Directive:
Take the material below and write it all out again exactly.

[Collected data entries]
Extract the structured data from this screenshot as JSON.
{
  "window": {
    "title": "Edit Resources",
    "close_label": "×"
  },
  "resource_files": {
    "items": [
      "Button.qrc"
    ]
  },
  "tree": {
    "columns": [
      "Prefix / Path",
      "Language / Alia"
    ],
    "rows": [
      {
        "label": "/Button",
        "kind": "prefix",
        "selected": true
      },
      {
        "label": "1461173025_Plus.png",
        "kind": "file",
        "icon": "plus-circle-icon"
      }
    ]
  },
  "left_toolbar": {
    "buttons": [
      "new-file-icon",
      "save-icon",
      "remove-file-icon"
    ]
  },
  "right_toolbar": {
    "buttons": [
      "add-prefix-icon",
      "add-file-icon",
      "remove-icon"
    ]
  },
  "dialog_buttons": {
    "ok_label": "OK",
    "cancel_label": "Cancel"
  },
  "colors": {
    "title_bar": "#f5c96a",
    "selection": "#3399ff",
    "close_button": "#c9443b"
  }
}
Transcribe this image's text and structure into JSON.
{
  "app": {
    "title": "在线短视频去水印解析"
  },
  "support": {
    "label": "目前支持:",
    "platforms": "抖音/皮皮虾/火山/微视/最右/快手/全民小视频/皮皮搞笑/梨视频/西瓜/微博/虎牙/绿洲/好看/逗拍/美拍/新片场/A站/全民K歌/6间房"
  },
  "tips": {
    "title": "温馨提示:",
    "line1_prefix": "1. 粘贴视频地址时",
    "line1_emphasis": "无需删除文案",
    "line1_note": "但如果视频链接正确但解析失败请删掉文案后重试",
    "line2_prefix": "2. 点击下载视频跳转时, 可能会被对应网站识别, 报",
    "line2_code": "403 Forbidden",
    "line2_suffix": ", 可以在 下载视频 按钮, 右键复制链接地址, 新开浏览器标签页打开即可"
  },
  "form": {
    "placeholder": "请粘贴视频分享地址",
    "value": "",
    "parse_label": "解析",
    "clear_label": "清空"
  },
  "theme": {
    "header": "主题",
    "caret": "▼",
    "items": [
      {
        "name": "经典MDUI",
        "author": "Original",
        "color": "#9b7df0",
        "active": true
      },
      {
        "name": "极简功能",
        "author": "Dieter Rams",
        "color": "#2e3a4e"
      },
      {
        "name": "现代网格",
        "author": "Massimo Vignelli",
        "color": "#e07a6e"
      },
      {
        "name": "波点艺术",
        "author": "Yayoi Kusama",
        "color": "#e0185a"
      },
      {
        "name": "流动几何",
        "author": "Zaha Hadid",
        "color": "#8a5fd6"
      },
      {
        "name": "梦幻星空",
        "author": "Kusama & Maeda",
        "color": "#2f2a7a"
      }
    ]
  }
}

Correct output:
Extract the structured data from this screenshot as JSON.
{
  "window": {
    "title": "Edit Resources",
    "close_label": "×"
  },
  "resource_files": {
    "items": [
      "Button.qrc"
    ]
  },
  "tree": {
    "columns": [
      "Prefix / Path",
      "Language / Alia"
    ],
    "rows": [
      {
        "label": "/Button",
        "kind": "prefix",
        "selected": true
      },
      {
        "label": "1461173025_Plus.png",
        "kind": "file",
        "icon": "plus-circle-icon"
      }
    ]
  },
  "left_toolbar": {
    "buttons": [
      "new-file-icon",
      "save-icon",
      "remove-file-icon"
    ]
  },
  "right_toolbar": {
    "buttons": [
      "add-prefix-icon",
      "add-file-icon",
      "remove-icon"
    ]
  },
  "dialog_buttons": {
    "ok_label": "OK",
    "cancel_label": "Cancel"
  },
  "colors": {
    "title_bar": "#f5c96a",
    "selection": "#3399ff",
    "close_button": "#c9443b"
  }
}
Transcribe this image's text and structure into JSON.
{
  "app": {
    "title": "在线短视频去水印解析"
  },
  "support": {
    "label": "目前支持:",
    "platforms": "抖音/皮皮虾/火山/微视/最右/快手/全民小视频/皮皮搞笑/梨视频/西瓜/微博/虎牙/绿洲/好看/逗拍/美拍/新片场/A站/全民K歌/6间房"
  },
  "tips": {
    "title": "温馨提示:",
    "line1_prefix": "1. 粘贴视频地址时",
    "line1_emphasis": "无需删除文案",
    "line1_note": "但如果视频链接正确但解析失败请删掉文案后重试",
    "line2_prefix": "2. 点击下载视频跳转时, 可能会被对应网站识别, 报",
    "line2_code": "403 Forbidden",
    "line2_suffix": ", 可以在 下载视频 按钮, 右键复制链接地址, 新开浏览器标签页打开即可"
  },
  "form": {
    "placeholder": "请粘贴视频分享地址",
    "value": "",
    "parse_label": "解析",
    "clear_label": "清空"
  },
  "theme": {
    "header": "主题",
    "caret": "▼",
    "items": [
      {
        "name": "经典MDUI",
        "author": "Original",
        "color": "#9b7df0",
        "active": true
      },
      {
        "name": "极简功能",
        "author": "Dieter Rams",
        "color": "#2e3a4e"
      },
      {
        "name": "现代网格",
        "author": "Massimo Vignelli",
        "color": "#e07a6e"
      },
      {
        "name": "波点艺术",
        "author": "Yayoi Kusama",
        "color": "#e0185a"
      },
      {
        "name": "流动几何",
        "author": "Zaha Hadid",
        "color": "#8a5fd6"
      },
      {
        "name": "梦幻星空",
        "author": "Kusama & Maeda",
        "color": "#2f2a7a"
      }
    ]
  }
}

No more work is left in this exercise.